— Start —

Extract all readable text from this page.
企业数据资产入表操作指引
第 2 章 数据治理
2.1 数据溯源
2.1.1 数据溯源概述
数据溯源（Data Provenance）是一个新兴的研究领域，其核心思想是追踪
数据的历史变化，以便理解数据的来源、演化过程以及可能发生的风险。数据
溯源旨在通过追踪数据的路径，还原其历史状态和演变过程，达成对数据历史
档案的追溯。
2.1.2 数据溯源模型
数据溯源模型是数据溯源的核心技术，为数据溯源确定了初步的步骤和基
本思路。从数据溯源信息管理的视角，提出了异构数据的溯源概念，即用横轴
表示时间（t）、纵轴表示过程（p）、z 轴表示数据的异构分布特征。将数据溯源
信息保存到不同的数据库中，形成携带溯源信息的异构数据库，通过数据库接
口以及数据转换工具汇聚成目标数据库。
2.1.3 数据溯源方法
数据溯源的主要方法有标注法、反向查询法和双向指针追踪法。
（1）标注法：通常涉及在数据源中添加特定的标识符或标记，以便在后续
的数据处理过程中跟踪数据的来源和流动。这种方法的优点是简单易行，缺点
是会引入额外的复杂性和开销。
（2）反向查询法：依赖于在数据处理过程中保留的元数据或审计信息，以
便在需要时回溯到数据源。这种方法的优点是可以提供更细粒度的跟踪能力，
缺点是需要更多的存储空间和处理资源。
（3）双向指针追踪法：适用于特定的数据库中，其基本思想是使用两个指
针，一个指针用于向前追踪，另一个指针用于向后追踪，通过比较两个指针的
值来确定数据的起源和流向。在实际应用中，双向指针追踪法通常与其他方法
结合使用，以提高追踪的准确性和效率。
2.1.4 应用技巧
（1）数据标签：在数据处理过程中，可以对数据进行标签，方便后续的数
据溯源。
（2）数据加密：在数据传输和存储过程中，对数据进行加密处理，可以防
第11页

— End —

> [What is required]
Give an exact copy of all the data shown above.

> [Final answer]
Extract all readable text from this page.
企业数据资产入表操作指引
第 2 章 数据治理
2.1 数据溯源
2.1.1 数据溯源概述
数据溯源（Data Provenance）是一个新兴的研究领域，其核心思想是追踪
数据的历史变化，以便理解数据的来源、演化过程以及可能发生的风险。数据
溯源旨在通过追踪数据的路径，还原其历史状态和演变过程，达成对数据历史
档案的追溯。
2.1.2 数据溯源模型
数据溯源模型是数据溯源的核心技术，为数据溯源确定了初步的步骤和基
本思路。从数据溯源信息管理的视角，提出了异构数据的溯源概念，即用横轴
表示时间（t）、纵轴表示过程（p）、z 轴表示数据的异构分布特征。将数据溯源
信息保存到不同的数据库中，形成携带溯源信息的异构数据库，通过数据库接
口以及数据转换工具汇聚成目标数据库。
2.1.3 数据溯源方法
数据溯源的主要方法有标注法、反向查询法和双向指针追踪法。
（1）标注法：通常涉及在数据源中添加特定的标识符或标记，以便在后续
的数据处理过程中跟踪数据的来源和流动。这种方法的优点是简单易行，缺点
是会引入额外的复杂性和开销。
（2）反向查询法：依赖于在数据处理过程中保留的元数据或审计信息，以
便在需要时回溯到数据源。这种方法的优点是可以提供更细粒度的跟踪能力，
缺点是需要更多的存储空间和处理资源。
（3）双向指针追踪法：适用于特定的数据库中，其基本思想是使用两个指
针，一个指针用于向前追踪，另一个指针用于向后追踪，通过比较两个指针的
值来确定数据的起源和流向。在实际应用中，双向指针追踪法通常与其他方法
结合使用，以提高追踪的准确性和效率。
2.1.4 应用技巧
（1）数据标签：在数据处理过程中，可以对数据进行标签，方便后续的数
据溯源。
（2）数据加密：在数据传输和存储过程中，对数据进行加密处理，可以防
第11页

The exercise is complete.